TÂCHE À RÉALISER A
Recopiez en entier chaque phrase du document source qui contient le mot « loi ».
TÂCHE À RÉALISER B
Répondez brièvement à ces questions sur le document source :
(i) De quel principe certains médecins ont-ils une interprétation stricte ?
(ii) Qu'est-ce qui fut autrefois pénalement condamné ?
(iii) Qu'ont refusé les gens que concerne le texte proposé ?

DOCUMENT SOURCE
Rude sujet... J'ai le sentiment que la loi Leonetti ne traite pas tous les cas de fin de vie et laisse une marge d'appréciation personnelle au médecin quant à sa façon, non pas d'apporter des soins, mais de prendre soin de ses patients en phase terminale. La loi actuelle permet d'abréger cette phase. Mais certains médecins, qui ont une interprétation stricte du principe « tu ne tueras pas », refusent d'appliquer la loi et la clause de conscience va contre l'intérêt des patients qu'on laisse souffrir jusqu'au bout.
Le texte qui nous est proposé, à mon sens, n'a aucun rapport avec les soins palliatifs parce qu'il concerne des gens qui les ont refusés et ne veulent plus vivre. On se situe en dehors du domaine de la loi Leonetti. On ne peut s'arroger le droit de considérer que ces personnes ont l'obligation de vivre et leur faire violence au nom de l'ordre public. Il fut un temps où le suicide était pénalement condamné. Il ne l'est plus, mais il y a des gens qui n'ont plus la capacité physique de passer à l'acte. Il est difficile d'avoir conscience de tout cela lorsqu'on n'a pas personnellement vu des malades se battre pour vivre pendant des années, puis reconnaître qu'ils en sont arrivés à un stade où ils veulent en finir, qui renoncent.

MATÉRIEL FOURNI
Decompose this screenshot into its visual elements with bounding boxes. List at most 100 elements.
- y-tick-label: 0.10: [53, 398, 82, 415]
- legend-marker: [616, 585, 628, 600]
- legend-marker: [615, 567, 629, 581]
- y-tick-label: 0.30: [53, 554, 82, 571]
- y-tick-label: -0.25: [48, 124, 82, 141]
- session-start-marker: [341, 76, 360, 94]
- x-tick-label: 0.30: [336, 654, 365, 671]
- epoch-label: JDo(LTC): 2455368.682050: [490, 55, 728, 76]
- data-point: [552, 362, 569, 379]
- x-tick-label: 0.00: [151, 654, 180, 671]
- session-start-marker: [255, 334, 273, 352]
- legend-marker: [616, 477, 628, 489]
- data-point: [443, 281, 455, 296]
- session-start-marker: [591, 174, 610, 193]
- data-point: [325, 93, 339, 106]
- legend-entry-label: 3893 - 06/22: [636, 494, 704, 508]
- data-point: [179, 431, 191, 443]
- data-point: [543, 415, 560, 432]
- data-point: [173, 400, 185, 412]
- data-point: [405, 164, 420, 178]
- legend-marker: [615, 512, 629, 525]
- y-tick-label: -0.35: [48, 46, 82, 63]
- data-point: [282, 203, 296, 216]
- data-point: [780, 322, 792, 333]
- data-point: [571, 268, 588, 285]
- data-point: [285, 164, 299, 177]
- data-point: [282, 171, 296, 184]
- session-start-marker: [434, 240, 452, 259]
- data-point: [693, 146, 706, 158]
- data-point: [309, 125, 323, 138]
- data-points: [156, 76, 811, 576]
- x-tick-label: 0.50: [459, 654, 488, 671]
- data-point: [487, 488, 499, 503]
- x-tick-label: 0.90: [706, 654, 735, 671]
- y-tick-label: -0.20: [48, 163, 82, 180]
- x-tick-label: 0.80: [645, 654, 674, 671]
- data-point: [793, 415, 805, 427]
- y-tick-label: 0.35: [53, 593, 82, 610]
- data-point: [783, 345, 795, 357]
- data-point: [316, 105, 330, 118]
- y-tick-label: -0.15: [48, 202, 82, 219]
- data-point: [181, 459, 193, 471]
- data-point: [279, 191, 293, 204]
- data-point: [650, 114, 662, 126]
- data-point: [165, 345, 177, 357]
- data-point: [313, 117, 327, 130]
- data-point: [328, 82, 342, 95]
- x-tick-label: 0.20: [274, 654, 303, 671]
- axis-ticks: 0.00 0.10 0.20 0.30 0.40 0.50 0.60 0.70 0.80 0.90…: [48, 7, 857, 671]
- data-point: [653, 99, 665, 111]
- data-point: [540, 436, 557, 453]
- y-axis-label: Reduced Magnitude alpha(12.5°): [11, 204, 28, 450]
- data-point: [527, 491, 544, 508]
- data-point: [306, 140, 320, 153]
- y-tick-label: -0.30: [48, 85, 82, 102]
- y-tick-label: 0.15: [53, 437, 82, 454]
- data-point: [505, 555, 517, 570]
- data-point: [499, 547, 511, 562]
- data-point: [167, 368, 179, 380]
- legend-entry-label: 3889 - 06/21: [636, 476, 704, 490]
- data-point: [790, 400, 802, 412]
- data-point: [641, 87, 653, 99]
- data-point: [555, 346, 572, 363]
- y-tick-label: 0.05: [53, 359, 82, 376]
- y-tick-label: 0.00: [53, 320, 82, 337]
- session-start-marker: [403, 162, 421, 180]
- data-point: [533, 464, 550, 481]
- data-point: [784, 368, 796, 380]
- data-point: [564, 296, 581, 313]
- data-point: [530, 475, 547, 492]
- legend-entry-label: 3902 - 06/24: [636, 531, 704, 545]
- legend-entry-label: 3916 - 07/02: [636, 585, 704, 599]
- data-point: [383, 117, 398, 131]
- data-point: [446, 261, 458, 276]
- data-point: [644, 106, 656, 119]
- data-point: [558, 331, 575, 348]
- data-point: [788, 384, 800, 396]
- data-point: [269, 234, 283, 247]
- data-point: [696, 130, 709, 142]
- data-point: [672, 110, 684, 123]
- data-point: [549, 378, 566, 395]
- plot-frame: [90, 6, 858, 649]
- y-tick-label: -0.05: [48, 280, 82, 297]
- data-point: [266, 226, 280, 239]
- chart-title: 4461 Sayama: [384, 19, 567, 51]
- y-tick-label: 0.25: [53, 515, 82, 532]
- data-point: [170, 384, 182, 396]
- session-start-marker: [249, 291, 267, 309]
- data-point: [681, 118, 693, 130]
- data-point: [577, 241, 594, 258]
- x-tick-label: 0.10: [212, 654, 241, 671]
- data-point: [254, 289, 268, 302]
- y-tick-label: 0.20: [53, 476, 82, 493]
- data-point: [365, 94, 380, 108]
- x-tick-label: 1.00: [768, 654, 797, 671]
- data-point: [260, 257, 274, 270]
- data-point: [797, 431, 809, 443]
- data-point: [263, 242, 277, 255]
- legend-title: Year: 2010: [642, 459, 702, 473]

ZONE DE RÉPONSE A
- J'ai le sentiment que la loi Leonetti ne traite pas tous les cas de fin de vie et laisse une marge d'appréciation personnelle au médecin quant à sa façon, non pas d'apporter des soins, mais de prendre soin de ses patients en phase terminale.
- La loi actuelle permet d'abréger cette phase.
- Mais certains médecins, qui ont une interprétation stricte du principe « tu ne tueras pas », refusent d'appliquer la loi et la clause de conscience va contre l'intérêt des patients qu'on laisse souffrir jusqu'au bout.
- On se situe en dehors du domaine de la loi Leonetti.

ZONE DE RÉPONSE B
(i) Le principe « tu ne tueras pas ».
(ii) Le suicide.
(iii) Les soins palliatifs.